Input rows:
┄┄┄┄┄┄┄┄┄┄
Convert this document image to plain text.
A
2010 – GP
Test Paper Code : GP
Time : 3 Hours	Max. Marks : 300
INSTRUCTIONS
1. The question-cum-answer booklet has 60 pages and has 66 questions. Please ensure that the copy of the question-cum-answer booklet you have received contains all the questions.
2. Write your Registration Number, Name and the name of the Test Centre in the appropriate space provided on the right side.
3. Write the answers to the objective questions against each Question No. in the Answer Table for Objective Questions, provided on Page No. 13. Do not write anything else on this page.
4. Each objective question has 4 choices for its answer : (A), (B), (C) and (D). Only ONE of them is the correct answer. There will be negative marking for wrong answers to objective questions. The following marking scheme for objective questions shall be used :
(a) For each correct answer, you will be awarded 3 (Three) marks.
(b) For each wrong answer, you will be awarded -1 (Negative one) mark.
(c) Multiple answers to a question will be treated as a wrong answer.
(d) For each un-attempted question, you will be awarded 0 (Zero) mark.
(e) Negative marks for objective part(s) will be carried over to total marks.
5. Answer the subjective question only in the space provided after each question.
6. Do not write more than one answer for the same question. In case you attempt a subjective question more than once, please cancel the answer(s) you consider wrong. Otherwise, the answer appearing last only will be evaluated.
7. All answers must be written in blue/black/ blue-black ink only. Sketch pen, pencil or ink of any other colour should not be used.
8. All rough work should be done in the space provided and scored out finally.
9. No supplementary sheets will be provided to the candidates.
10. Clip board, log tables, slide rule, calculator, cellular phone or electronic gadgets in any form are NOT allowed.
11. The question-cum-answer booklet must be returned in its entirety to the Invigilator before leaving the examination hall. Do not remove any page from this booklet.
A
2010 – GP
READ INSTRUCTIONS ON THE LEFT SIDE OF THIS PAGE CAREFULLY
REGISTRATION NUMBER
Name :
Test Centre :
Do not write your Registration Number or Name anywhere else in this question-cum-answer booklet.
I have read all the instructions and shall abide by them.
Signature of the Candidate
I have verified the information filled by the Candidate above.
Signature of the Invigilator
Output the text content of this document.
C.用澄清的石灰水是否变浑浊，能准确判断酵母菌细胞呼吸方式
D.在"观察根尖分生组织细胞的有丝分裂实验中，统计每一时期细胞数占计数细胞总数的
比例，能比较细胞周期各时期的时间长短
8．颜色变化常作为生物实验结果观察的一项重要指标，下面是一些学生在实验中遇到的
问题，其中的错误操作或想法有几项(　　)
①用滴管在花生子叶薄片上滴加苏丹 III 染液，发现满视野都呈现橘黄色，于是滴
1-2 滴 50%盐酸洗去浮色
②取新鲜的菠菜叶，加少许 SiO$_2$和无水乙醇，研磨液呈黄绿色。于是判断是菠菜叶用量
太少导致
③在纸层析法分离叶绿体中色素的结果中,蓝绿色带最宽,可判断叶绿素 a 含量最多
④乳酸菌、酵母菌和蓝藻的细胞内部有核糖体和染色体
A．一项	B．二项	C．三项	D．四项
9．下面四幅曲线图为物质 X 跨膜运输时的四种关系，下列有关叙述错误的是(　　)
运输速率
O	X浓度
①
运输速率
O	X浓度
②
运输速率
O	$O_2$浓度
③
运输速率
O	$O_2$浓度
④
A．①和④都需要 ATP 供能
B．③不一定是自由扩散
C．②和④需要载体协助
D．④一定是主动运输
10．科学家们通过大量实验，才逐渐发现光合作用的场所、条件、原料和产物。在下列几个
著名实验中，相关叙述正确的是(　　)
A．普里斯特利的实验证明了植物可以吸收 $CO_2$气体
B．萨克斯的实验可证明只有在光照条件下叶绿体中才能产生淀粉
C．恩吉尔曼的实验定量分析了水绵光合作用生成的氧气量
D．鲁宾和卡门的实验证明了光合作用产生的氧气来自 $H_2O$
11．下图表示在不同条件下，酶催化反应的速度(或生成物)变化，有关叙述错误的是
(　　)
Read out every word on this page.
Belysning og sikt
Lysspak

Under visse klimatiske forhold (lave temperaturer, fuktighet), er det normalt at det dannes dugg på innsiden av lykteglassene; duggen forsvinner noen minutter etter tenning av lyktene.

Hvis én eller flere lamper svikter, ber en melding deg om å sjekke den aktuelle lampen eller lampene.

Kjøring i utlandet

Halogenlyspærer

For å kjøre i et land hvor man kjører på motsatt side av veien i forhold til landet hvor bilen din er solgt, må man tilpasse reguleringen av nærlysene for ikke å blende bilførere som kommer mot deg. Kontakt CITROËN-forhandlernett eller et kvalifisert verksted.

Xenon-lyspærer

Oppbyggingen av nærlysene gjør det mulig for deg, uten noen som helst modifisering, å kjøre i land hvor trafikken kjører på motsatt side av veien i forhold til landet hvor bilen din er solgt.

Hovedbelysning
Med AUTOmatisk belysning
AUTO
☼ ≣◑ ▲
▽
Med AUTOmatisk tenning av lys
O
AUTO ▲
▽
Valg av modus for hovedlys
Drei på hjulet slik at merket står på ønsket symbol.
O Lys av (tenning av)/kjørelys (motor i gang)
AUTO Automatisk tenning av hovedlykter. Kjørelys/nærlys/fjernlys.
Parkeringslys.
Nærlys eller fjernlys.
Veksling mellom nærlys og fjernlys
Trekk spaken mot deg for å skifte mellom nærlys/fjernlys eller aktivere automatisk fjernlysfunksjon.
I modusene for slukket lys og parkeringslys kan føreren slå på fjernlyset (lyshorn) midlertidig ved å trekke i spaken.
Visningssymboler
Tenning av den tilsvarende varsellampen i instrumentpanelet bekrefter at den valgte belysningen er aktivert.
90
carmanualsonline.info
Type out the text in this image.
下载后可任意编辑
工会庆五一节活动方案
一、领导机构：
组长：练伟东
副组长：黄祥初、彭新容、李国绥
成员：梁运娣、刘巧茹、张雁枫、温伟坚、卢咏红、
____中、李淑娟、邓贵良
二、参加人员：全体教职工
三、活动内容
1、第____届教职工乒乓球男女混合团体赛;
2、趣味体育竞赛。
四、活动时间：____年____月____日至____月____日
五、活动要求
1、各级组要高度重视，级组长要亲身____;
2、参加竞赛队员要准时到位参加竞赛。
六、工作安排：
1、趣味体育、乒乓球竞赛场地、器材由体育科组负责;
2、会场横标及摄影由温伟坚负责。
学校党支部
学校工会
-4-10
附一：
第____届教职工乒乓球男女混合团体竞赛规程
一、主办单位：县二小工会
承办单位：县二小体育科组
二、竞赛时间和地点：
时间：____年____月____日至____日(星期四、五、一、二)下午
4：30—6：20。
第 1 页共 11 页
┄┄┄┄┄┄┄┄┄┄
Retype the whole listing, matching it exactly.

Reply:
Convert this document image to plain text.
A
2010 – GP
Test Paper Code : GP
Time : 3 Hours	Max. Marks : 300
INSTRUCTIONS
1. The question-cum-answer booklet has 60 pages and has 66 questions. Please ensure that the copy of the question-cum-answer booklet you have received contains all the questions.
2. Write your Registration Number, Name and the name of the Test Centre in the appropriate space provided on the right side.
3. Write the answers to the objective questions against each Question No. in the Answer Table for Objective Questions, provided on Page No. 13. Do not write anything else on this page.
4. Each objective question has 4 choices for its answer : (A), (B), (C) and (D). Only ONE of them is the correct answer. There will be negative marking for wrong answers to objective questions. The following marking scheme for objective questions shall be used :
(a) For each correct answer, you will be awarded 3 (Three) marks.
(b) For each wrong answer, you will be awarded -1 (Negative one) mark.
(c) Multiple answers to a question will be treated as a wrong answer.
(d) For each un-attempted question, you will be awarded 0 (Zero) mark.
(e) Negative marks for objective part(s) will be carried over to total marks.
5. Answer the subjective question only in the space provided after each question.
6. Do not write more than one answer for the same question. In case you attempt a subjective question more than once, please cancel the answer(s) you consider wrong. Otherwise, the answer appearing last only will be evaluated.
7. All answers must be written in blue/black/ blue-black ink only. Sketch pen, pencil or ink of any other colour should not be used.
8. All rough work should be done in the space provided and scored out finally.
9. No supplementary sheets will be provided to the candidates.
10. Clip board, log tables, slide rule, calculator, cellular phone or electronic gadgets in any form are NOT allowed.
11. The question-cum-answer booklet must be returned in its entirety to the Invigilator before leaving the examination hall. Do not remove any page from this booklet.
A
2010 – GP
READ INSTRUCTIONS ON THE LEFT SIDE OF THIS PAGE CAREFULLY
REGISTRATION NUMBER
Name :
Test Centre :
Do not write your Registration Number or Name anywhere else in this question-cum-answer booklet.
I have read all the instructions and shall abide by them.
Signature of the Candidate
I have verified the information filled by the Candidate above.
Signature of the Invigilator
Output the text content of this document.
C.用澄清的石灰水是否变浑浊，能准确判断酵母菌细胞呼吸方式
D.在"观察根尖分生组织细胞的有丝分裂实验中，统计每一时期细胞数占计数细胞总数的
比例，能比较细胞周期各时期的时间长短
8．颜色变化常作为生物实验结果观察的一项重要指标，下面是一些学生在实验中遇到的
问题，其中的错误操作或想法有几项(　　)
①用滴管在花生子叶薄片上滴加苏丹 III 染液，发现满视野都呈现橘黄色，于是滴
1-2 滴 50%盐酸洗去浮色
②取新鲜的菠菜叶，加少许 SiO$_2$和无水乙醇，研磨液呈黄绿色。于是判断是菠菜叶用量
太少导致
③在纸层析法分离叶绿体中色素的结果中,蓝绿色带最宽,可判断叶绿素 a 含量最多
④乳酸菌、酵母菌和蓝藻的细胞内部有核糖体和染色体
A．一项	B．二项	C．三项	D．四项
9．下面四幅曲线图为物质 X 跨膜运输时的四种关系，下列有关叙述错误的是(　　)
运输速率
O	X浓度
①
运输速率
O	X浓度
②
运输速率
O	$O_2$浓度
③
运输速率
O	$O_2$浓度
④
A．①和④都需要 ATP 供能
B．③不一定是自由扩散
C．②和④需要载体协助
D．④一定是主动运输
10．科学家们通过大量实验，才逐渐发现光合作用的场所、条件、原料和产物。在下列几个
著名实验中，相关叙述正确的是(　　)
A．普里斯特利的实验证明了植物可以吸收 $CO_2$气体
B．萨克斯的实验可证明只有在光照条件下叶绿体中才能产生淀粉
C．恩吉尔曼的实验定量分析了水绵光合作用生成的氧气量
D．鲁宾和卡门的实验证明了光合作用产生的氧气来自 $H_2O$
11．下图表示在不同条件下，酶催化反应的速度(或生成物)变化，有关叙述错误的是
(　　)
Read out every word on this page.
Belysning og sikt
Lysspak

Under visse klimatiske forhold (lave temperaturer, fuktighet), er det normalt at det dannes dugg på innsiden av lykteglassene; duggen forsvinner noen minutter etter tenning av lyktene.

Hvis én eller flere lamper svikter, ber en melding deg om å sjekke den aktuelle lampen eller lampene.

Kjøring i utlandet

Halogenlyspærer

For å kjøre i et land hvor man kjører på motsatt side av veien i forhold til landet hvor bilen din er solgt, må man tilpasse reguleringen av nærlysene for ikke å blende bilførere som kommer mot deg. Kontakt CITROËN-forhandlernett eller et kvalifisert verksted.

Xenon-lyspærer

Oppbyggingen av nærlysene gjør det mulig for deg, uten noen som helst modifisering, å kjøre i land hvor trafikken kjører på motsatt side av veien i forhold til landet hvor bilen din er solgt.

Hovedbelysning
Med AUTOmatisk belysning
AUTO
☼ ≣◑ ▲
▽
Med AUTOmatisk tenning av lys
O
AUTO ▲
▽
Valg av modus for hovedlys
Drei på hjulet slik at merket står på ønsket symbol.
O Lys av (tenning av)/kjørelys (motor i gang)
AUTO Automatisk tenning av hovedlykter. Kjørelys/nærlys/fjernlys.
Parkeringslys.
Nærlys eller fjernlys.
Veksling mellom nærlys og fjernlys
Trekk spaken mot deg for å skifte mellom nærlys/fjernlys eller aktivere automatisk fjernlysfunksjon.
I modusene for slukket lys og parkeringslys kan føreren slå på fjernlyset (lyshorn) midlertidig ved å trekke i spaken.
Visningssymboler
Tenning av den tilsvarende varsellampen i instrumentpanelet bekrefter at den valgte belysningen er aktivert.
90
carmanualsonline.info
Type out the text in this image.
下载后可任意编辑
工会庆五一节活动方案
一、领导机构：
组长：练伟东
副组长：黄祥初、彭新容、李国绥
成员：梁运娣、刘巧茹、张雁枫、温伟坚、卢咏红、
____中、李淑娟、邓贵良
二、参加人员：全体教职工
三、活动内容
1、第____届教职工乒乓球男女混合团体赛;
2、趣味体育竞赛。
四、活动时间：____年____月____日至____月____日
五、活动要求
1、各级组要高度重视，级组长要亲身____;
2、参加竞赛队员要准时到位参加竞赛。
六、工作安排：
1、趣味体育、乒乓球竞赛场地、器材由体育科组负责;
2、会场横标及摄影由温伟坚负责。
学校党支部
学校工会
-4-10
附一：
第____届教职工乒乓球男女混合团体竞赛规程
一、主办单位：县二小工会
承办单位：县二小体育科组
二、竞赛时间和地点：
时间：____年____月____日至____日(星期四、五、一、二)下午
4：30—6：20。
第 1 页共 11 页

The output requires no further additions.